Challenge :: Rewrite the lines of the material from the one containing "- q2-option-b: B." through the one containing "- q1-option-c-item2: 横卧（wò）: [243, 368, 336, 393]", changing "dotted-char" to "marked-char" and leaving everything else unchanged.

Material for this task ::
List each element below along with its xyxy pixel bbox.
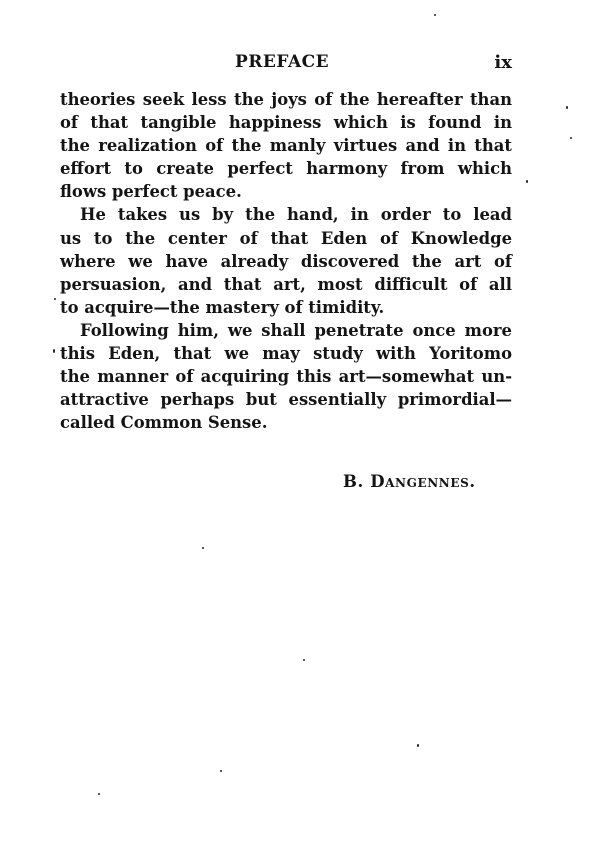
text-line: where we have already discovered the art… bbox=[60, 250, 512, 273]
preface-body: theories seek less the joys of the herea… bbox=[60, 88, 512, 434]
scan-speck bbox=[566, 106, 568, 109]
running-head: PREFACE ix bbox=[60, 52, 512, 76]
scan-speck bbox=[417, 744, 419, 747]
scan-speck bbox=[202, 547, 204, 549]
text-line: flows perfect peace. bbox=[60, 180, 512, 203]
text-line: effort to create perfect harmony from wh… bbox=[60, 157, 512, 180]
text-line: this Eden, that we may study with Yorito… bbox=[60, 342, 512, 365]
paragraph-1: theories seek less the joys of the herea… bbox=[60, 88, 512, 203]
text-line: the manner of acquiring this art—somewha… bbox=[60, 365, 512, 388]
text-line: called Common Sense. bbox=[60, 411, 512, 434]
scan-speck bbox=[53, 349, 55, 353]
scan-speck bbox=[54, 298, 56, 300]
book-page: PREFACE ix theories seek less the joys o… bbox=[0, 0, 600, 850]
scan-speck bbox=[303, 659, 305, 661]
text-line: of that tangible happiness which is foun… bbox=[60, 111, 512, 134]
text-line: persuasion, and that art, most difficult… bbox=[60, 273, 512, 296]
paragraph-3: Following him, we shall penetrate once m… bbox=[60, 319, 512, 434]
scan-speck bbox=[570, 137, 572, 139]
scan-speck bbox=[98, 793, 100, 795]
paragraph-2: He takes us by the hand, in order to lea… bbox=[60, 203, 512, 318]
text-line: attractive perhaps but essentially primo… bbox=[60, 388, 512, 411]
scan-speck bbox=[434, 14, 436, 16]
running-title: PREFACE bbox=[235, 52, 329, 72]
scan-speck bbox=[220, 770, 222, 772]
text-line: Following him, we shall penetrate once m… bbox=[60, 319, 512, 342]
page-number: ix bbox=[494, 52, 512, 73]
scan-speck bbox=[526, 180, 528, 183]
text-line: the realization of the manly virtues and… bbox=[60, 134, 512, 157]
text-line: theories seek less the joys of the herea… bbox=[60, 88, 512, 111]
author-signature: B. Dangennes. bbox=[343, 472, 476, 491]
text-line: us to the center of that Eden of Knowled… bbox=[60, 227, 512, 250]
text-line: to acquire—the mastery of timidity. bbox=[60, 296, 512, 319]
text-line: He takes us by the hand, in order to lea… bbox=[60, 203, 512, 226]
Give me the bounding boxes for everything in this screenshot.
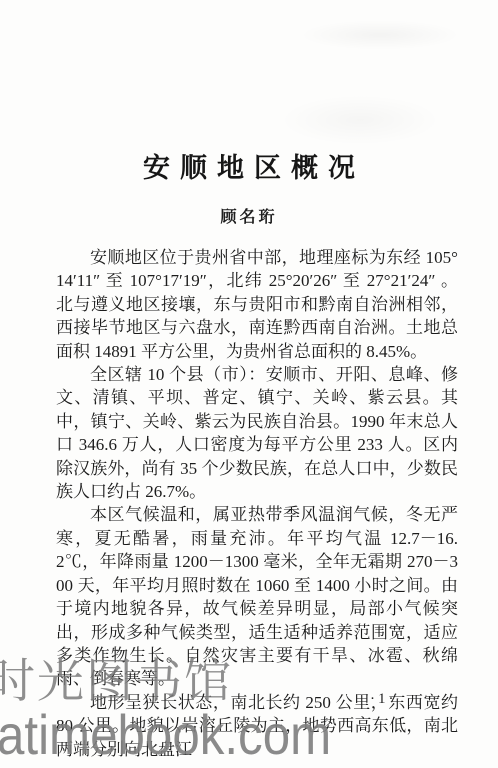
book-page: 安顺地区概况 顾名珩 安顺地区位于贵州省中部，地理座标为东经 105°14′11… xyxy=(0,0,498,768)
paragraph-terrain: 地形呈狭长状态，南北长约 250 公里，东西宽约 80 公里。地貌以岩溶丘陵为主… xyxy=(56,691,458,761)
page-number: ·1· xyxy=(370,691,397,708)
body-text: 安顺地区位于贵州省中部，地理座标为东经 105°14′11″ 至 107°17′… xyxy=(56,246,458,761)
scan-smudge xyxy=(280,95,440,145)
scan-smudge xyxy=(300,20,460,50)
author-name: 顾名珩 xyxy=(0,204,498,227)
paragraph-location: 安顺地区位于贵州省中部，地理座标为东经 105°14′11″ 至 107°17′… xyxy=(56,246,458,363)
paragraph-climate: 本区气候温和，属亚热带季风温润气候，冬无严寒，夏无酷暑，雨量充沛。年平均气温 1… xyxy=(56,503,458,690)
page-title: 安顺地区概况 xyxy=(0,146,498,185)
paragraph-administration-population: 全区辖 10 个县（市）：安顺市、开阳、息峰、修文、清镇、平坝、普定、镇宁、关岭… xyxy=(56,363,458,503)
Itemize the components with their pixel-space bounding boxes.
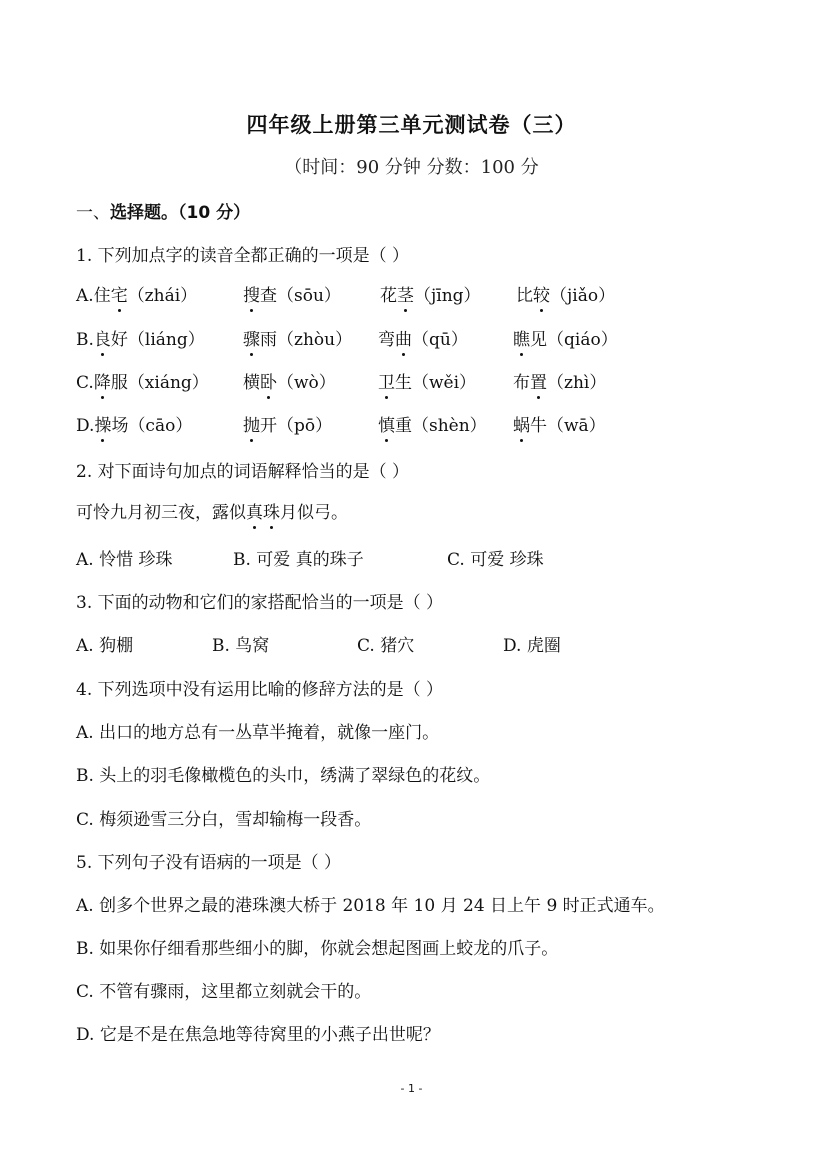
- q2-option-b: B. 可爱 真的珠子: [233, 545, 364, 570]
- q1-option-d-item4: 蜗牛（wā）: [513, 411, 606, 436]
- q4-option-a: A. 出口的地方总有一丛草半掩着，就像一座门。: [76, 718, 439, 743]
- dotted-char: 卧: [260, 368, 277, 393]
- exam-info: （时间：90 分钟 分数：100 分: [0, 153, 823, 179]
- q5-option-c: C. 不管有骤雨，这里都立刻就会干的。: [76, 977, 371, 1002]
- q3-option-d: D. 虎圈: [503, 631, 561, 656]
- dotted-char: 蜗: [513, 411, 530, 436]
- question-4-stem: 4. 下列选项中没有运用比喻的修辞方法的是（ ）: [76, 675, 443, 700]
- dotted-char: 瞧: [513, 325, 530, 350]
- q2-option-a: A. 怜惜 珍珠: [76, 545, 173, 570]
- question-3-stem: 3. 下面的动物和它们的家搭配恰当的一项是（ ）: [76, 588, 443, 613]
- dotted-char: 珠: [263, 498, 280, 523]
- dotted-char: 较: [533, 281, 550, 306]
- q4-option-b: B. 头上的羽毛像橄榄色的头巾，绣满了翠绿色的花纹。: [76, 761, 490, 786]
- q1-option-b-item4: 瞧见（qiáo）: [513, 325, 618, 350]
- q1-option-d-item3: 慎重（shèn）: [378, 411, 487, 436]
- page-title: 四年级上册第三单元测试卷（三）: [0, 109, 823, 139]
- q1-option-b-item2: 骤雨（zhòu）: [243, 325, 352, 350]
- question-5-stem: 5. 下列句子没有语病的一项是（ ）: [76, 848, 341, 873]
- q1-option-a-item2: 搜查（sōu）: [243, 281, 341, 306]
- dotted-char: 真: [246, 498, 263, 523]
- q1-option-a: A.住宅（zhái）: [76, 281, 197, 306]
- q1-option-c-item2: 横卧（wò）: [243, 368, 336, 393]
- dotted-char: 茎: [397, 281, 414, 306]
- q5-option-d: D. 它是不是在焦急地等待窝里的小燕子出世呢？: [76, 1020, 440, 1045]
- q5-option-a: A. 创多个世界之最的港珠澳大桥于 2018 年 10 月 24 日上午 9 时…: [76, 891, 665, 916]
- q1-option-b-item3: 弯曲（qū）: [378, 325, 468, 350]
- dotted-char: 搜: [243, 281, 260, 306]
- dotted-char: 抛: [243, 411, 260, 436]
- q3-option-a: A. 狗棚: [76, 631, 133, 656]
- dotted-char: 慎: [378, 411, 395, 436]
- section-title: 选择题。（10 分）: [110, 203, 250, 223]
- q1-option-c-item3: 卫生（wěi）: [378, 368, 476, 393]
- q1-option-c-item4: 布置（zhì）: [513, 368, 606, 393]
- dotted-char: 曲: [395, 325, 412, 350]
- q1-option-c: C.降服（xiáng）: [76, 368, 209, 393]
- q1-option-d: D.操场（cāo）: [76, 411, 192, 436]
- q4-option-c: C. 梅须逊雪三分白，雪却输梅一段香。: [76, 805, 371, 830]
- q1-option-d-item2: 抛开（pō）: [243, 411, 332, 436]
- dotted-char: 降: [94, 368, 111, 393]
- dotted-char: 良: [94, 325, 111, 350]
- q1-option-a-item3: 花茎（jīng）: [380, 281, 481, 306]
- q1-option-b: B.良好（liáng）: [76, 325, 205, 350]
- section-heading: 一、选择题。（10 分）: [76, 198, 250, 223]
- q1-option-a-item4: 比较（jiǎo）: [516, 281, 615, 306]
- page-number: - 1 -: [0, 1082, 823, 1095]
- dotted-char: 宅: [111, 281, 128, 306]
- dotted-char: 卫: [378, 368, 395, 393]
- section-prefix: 一、: [76, 203, 110, 223]
- question-1-stem: 1. 下列加点字的读音全都正确的一项是（ ）: [76, 241, 409, 266]
- dotted-char: 骤: [243, 325, 260, 350]
- question-2-stem: 2. 对下面诗句加点的词语解释恰当的是（ ）: [76, 457, 409, 482]
- dotted-char: 置: [530, 368, 547, 393]
- q3-option-c: C. 猪穴: [357, 631, 414, 656]
- q3-option-b: B. 鸟窝: [212, 631, 269, 656]
- question-2-poem: 可怜九月初三夜，露似真珠月似弓。: [76, 498, 348, 523]
- q2-option-c: C. 可爱 珍珠: [447, 545, 544, 570]
- q5-option-b: B. 如果你仔细看那些细小的脚，你就会想起图画上蛟龙的爪子。: [76, 934, 558, 959]
- dotted-char: 操: [94, 411, 111, 436]
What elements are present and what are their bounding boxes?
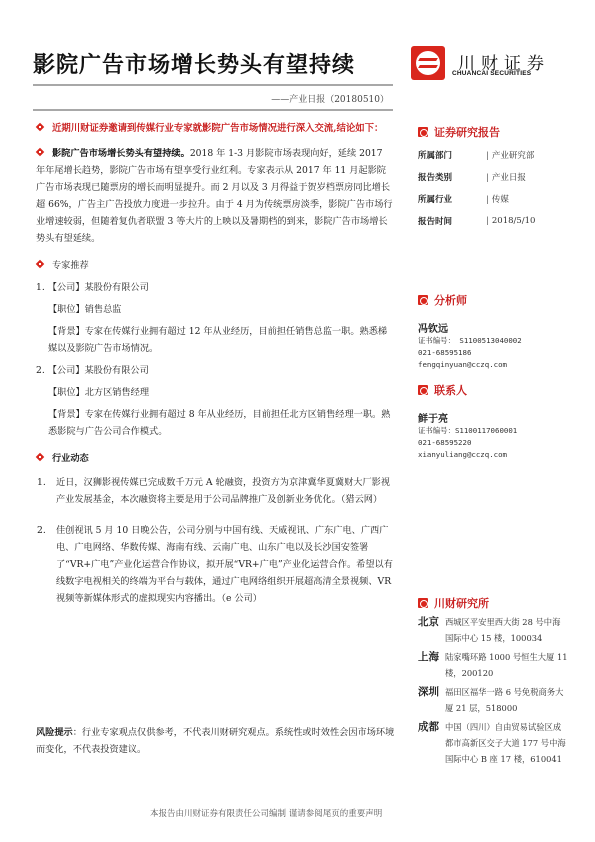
institute-heading: 川财研究所	[418, 595, 568, 611]
analyst-phone: 021-68595186	[418, 347, 568, 359]
bullet-diamond-icon	[36, 453, 44, 461]
analyst-heading: 分析师	[418, 292, 568, 308]
office-shenzhen: 深圳福田区福华一路 6 号免税商务大厦 21 层，518000	[418, 684, 568, 716]
expert-background: 【背景】专家在传媒行业拥有超过 12 年从业经历，目前担任销售总监一职。熟悉梯媒…	[36, 323, 393, 357]
logo-english-name: CHUANCAI SECURITIES	[452, 70, 531, 77]
meta-row-category: 报告类别产业日报	[418, 166, 568, 188]
summary-headline: 影院广告市场增长势头有望持续。	[52, 148, 190, 159]
meta-row-industry: 所属行业传媒	[418, 188, 568, 210]
contact-cert: 证书编号：S1100117060001	[418, 425, 568, 437]
contact-email[interactable]: xianyuliang@cczq.com	[418, 449, 568, 461]
expert-item: 1. 【公司】某股份有限公司 【职位】销售总监 【背景】专家在传媒行业拥有超过 …	[36, 279, 393, 357]
summary-text: 2018 年 1-3 月影院市场表现向好，延续 2017 年年尾增长趋势，影院广…	[36, 148, 393, 244]
main-content: 近期川财证券邀请到传媒行业专家就影院广告市场情况进行深入交流,结论如下： 影院广…	[36, 120, 393, 607]
contact-name: 鲜于亮	[418, 410, 568, 425]
brand-icon	[418, 127, 428, 137]
bullet-diamond-icon	[36, 148, 44, 156]
brand-icon	[418, 385, 428, 395]
analyst-cert: 证书编号： S1100513040002	[418, 335, 568, 347]
risk-label: 风险提示	[36, 727, 73, 738]
lead-text: 近期川财证券邀请到传媒行业专家就影院广告市场情况进行深入交流,结论如下：	[52, 123, 383, 134]
institute-panel: 川财研究所 北京西城区平安里西大街 28 号中海国际中心 15 楼，100034…	[418, 595, 568, 767]
report-info-panel: 证券研究报告 所属部门产业研究部 报告类别产业日报 所属行业传媒 报告时间201…	[418, 124, 568, 232]
expert-company: 2. 【公司】某股份有限公司	[36, 362, 393, 379]
logo-mark-icon	[411, 46, 445, 80]
risk-text: ：行业专家观点仅供参考，不代表川财研究观点。系统性或时效性会因市场环境而变化，不…	[36, 727, 394, 755]
report-subtitle: ——产业日报（20180510）	[271, 92, 389, 105]
news-item: 1. 近日，汉狮影视传媒已完成数千万元 A 轮融资，投资方为京津冀华夏冀财大厂影…	[36, 474, 393, 508]
contact-panel: 联系人 鲜于亮 证书编号：S1100117060001 021-68595220…	[418, 382, 568, 461]
header-divider-bottom	[33, 109, 393, 111]
office-shanghai: 上海陆家嘴环路 1000 号恒生大厦 11 楼，200120	[418, 649, 568, 681]
analyst-name: 冯钦远	[418, 320, 568, 335]
experts-heading: 专家推荐	[36, 257, 393, 274]
risk-warning: 风险提示：行业专家观点仅供参考，不代表川财研究观点。系统性或时效性会因市场环境而…	[36, 724, 396, 758]
contact-phone: 021-68595220	[418, 437, 568, 449]
analyst-panel: 分析师 冯钦远 证书编号： S1100513040002 021-6859518…	[418, 292, 568, 371]
bullet-diamond-icon	[36, 123, 44, 131]
meta-row-department: 所属部门产业研究部	[418, 144, 568, 166]
header-divider-top	[33, 84, 393, 86]
expert-position: 【职位】销售总监	[36, 301, 393, 318]
footer-disclaimer: 本报告由川财证券有限责任公司编制 谨请参阅尾页的重要声明	[150, 807, 382, 819]
bullet-diamond-icon	[36, 260, 44, 268]
news-item: 2. 佳创视讯 5 月 10 日晚公告，公司分别与中国有线、天威视讯、广东广电、…	[36, 522, 393, 607]
analyst-email[interactable]: fengqinyuan@cczq.com	[418, 359, 568, 371]
meta-row-date: 报告时间2018/5/10	[418, 210, 568, 232]
report-heading: 证券研究报告	[418, 124, 568, 140]
expert-item: 2. 【公司】某股份有限公司 【职位】北方区销售经理 【背景】专家在传媒行业拥有…	[36, 362, 393, 440]
news-heading: 行业动态	[36, 450, 393, 467]
summary-paragraph: 影院广告市场增长势头有望持续。2018 年 1-3 月影院市场表现向好，延续 2…	[36, 145, 393, 247]
expert-company: 1. 【公司】某股份有限公司	[36, 279, 393, 296]
report-title: 影院广告市场增长势头有望持续	[33, 48, 355, 79]
company-logo: 川财证券 CHUANCAI SECURITIES	[411, 46, 554, 90]
brand-icon	[418, 295, 428, 305]
expert-position: 【职位】北方区销售经理	[36, 384, 393, 401]
brand-icon	[418, 598, 428, 608]
lead-paragraph: 近期川财证券邀请到传媒行业专家就影院广告市场情况进行深入交流,结论如下：	[36, 120, 393, 138]
office-beijing: 北京西城区平安里西大街 28 号中海国际中心 15 楼，100034	[418, 614, 568, 646]
expert-background: 【背景】专家在传媒行业拥有超过 8 年从业经历，目前担任北方区销售经理一职。熟悉…	[36, 406, 393, 440]
office-chengdu: 成都中国（四川）自由贸易试验区成都市高新区交子大道 177 号中海国际中心 B …	[418, 719, 568, 767]
contact-heading: 联系人	[418, 382, 568, 398]
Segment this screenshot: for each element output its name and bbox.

Solution below ::
- q2-option-b: B. 可爱 真的珠子: [233, 545, 364, 570]
- q1-option-d-item4: 蜗牛（wā）: [513, 411, 606, 436]
- q4-option-a: A. 出口的地方总有一丛草半掩着，就像一座门。: [76, 718, 439, 743]
- marked-char: 卧: [260, 368, 277, 393]
- exam-info: （时间：90 分钟 分数：100 分: [0, 153, 823, 179]
- q5-option-c: C. 不管有骤雨，这里都立刻就会干的。: [76, 977, 371, 1002]
- q3-option-d: D. 虎圈: [503, 631, 561, 656]
- marked-char: 蜗: [513, 411, 530, 436]
- question-4-stem: 4. 下列选项中没有运用比喻的修辞方法的是（ ）: [76, 675, 443, 700]
- marked-char: 瞧: [513, 325, 530, 350]
- q2-option-a: A. 怜惜 珍珠: [76, 545, 173, 570]
- question-3-stem: 3. 下面的动物和它们的家搭配恰当的一项是（ ）: [76, 588, 443, 613]
- marked-char: 珠: [263, 498, 280, 523]
- marked-char: 较: [533, 281, 550, 306]
- q4-option-b: B. 头上的羽毛像橄榄色的头巾，绣满了翠绿色的花纹。: [76, 761, 490, 786]
- q1-option-b-item4: 瞧见（qiáo）: [513, 325, 618, 350]
- q1-option-d-item3: 慎重（shèn）: [378, 411, 487, 436]
- page-title: 四年级上册第三单元测试卷（三）: [0, 109, 823, 139]
- q1-option-b-item2: 骤雨（zhòu）: [243, 325, 352, 350]
- question-5-stem: 5. 下列句子没有语病的一项是（ ）: [76, 848, 341, 873]
- q1-option-a-item2: 搜查（sōu）: [243, 281, 341, 306]
- marked-char: 真: [246, 498, 263, 523]
- q1-option-a: A.住宅（zhái）: [76, 281, 197, 306]
- q1-option-c-item2: 横卧（wò）: [243, 368, 336, 393]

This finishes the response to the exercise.